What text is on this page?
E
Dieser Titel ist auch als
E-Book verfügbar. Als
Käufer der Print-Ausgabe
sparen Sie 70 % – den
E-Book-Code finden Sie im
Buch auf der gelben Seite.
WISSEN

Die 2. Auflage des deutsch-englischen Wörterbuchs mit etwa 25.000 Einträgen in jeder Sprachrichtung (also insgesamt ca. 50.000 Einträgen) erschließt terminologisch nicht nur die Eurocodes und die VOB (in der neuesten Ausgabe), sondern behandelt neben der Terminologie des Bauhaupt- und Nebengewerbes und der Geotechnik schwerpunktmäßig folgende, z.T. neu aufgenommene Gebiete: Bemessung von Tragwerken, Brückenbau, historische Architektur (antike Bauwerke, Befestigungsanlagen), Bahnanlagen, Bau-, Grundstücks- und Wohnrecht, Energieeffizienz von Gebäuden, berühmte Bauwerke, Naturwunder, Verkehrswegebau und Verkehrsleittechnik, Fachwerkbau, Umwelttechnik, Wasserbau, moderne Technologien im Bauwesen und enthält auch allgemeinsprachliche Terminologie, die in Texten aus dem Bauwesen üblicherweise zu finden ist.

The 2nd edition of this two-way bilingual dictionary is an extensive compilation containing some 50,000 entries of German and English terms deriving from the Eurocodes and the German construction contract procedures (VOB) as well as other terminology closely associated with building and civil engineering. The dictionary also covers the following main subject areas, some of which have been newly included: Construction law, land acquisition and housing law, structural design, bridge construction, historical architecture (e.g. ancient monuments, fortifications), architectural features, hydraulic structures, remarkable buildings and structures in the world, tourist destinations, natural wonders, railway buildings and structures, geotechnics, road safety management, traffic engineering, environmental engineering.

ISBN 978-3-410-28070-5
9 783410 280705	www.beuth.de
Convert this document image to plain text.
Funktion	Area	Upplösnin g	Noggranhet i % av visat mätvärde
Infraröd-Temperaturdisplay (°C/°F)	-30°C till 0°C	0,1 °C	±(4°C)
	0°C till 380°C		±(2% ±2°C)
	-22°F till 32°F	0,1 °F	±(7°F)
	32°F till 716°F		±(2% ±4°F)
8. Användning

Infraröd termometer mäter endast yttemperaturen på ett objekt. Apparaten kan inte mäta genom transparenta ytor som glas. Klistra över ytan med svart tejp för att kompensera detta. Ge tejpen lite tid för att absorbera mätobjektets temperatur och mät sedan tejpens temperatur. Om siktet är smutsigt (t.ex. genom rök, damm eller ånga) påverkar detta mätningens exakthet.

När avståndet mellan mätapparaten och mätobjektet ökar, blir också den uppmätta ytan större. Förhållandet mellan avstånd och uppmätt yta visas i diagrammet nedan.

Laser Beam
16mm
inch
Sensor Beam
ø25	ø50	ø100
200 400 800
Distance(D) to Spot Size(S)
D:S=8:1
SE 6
= = = =
▸ REQUIREMENT
Tally the lines in the records above that contain the string "auch" and report only the tally.

▸ TASK RESPONSE
2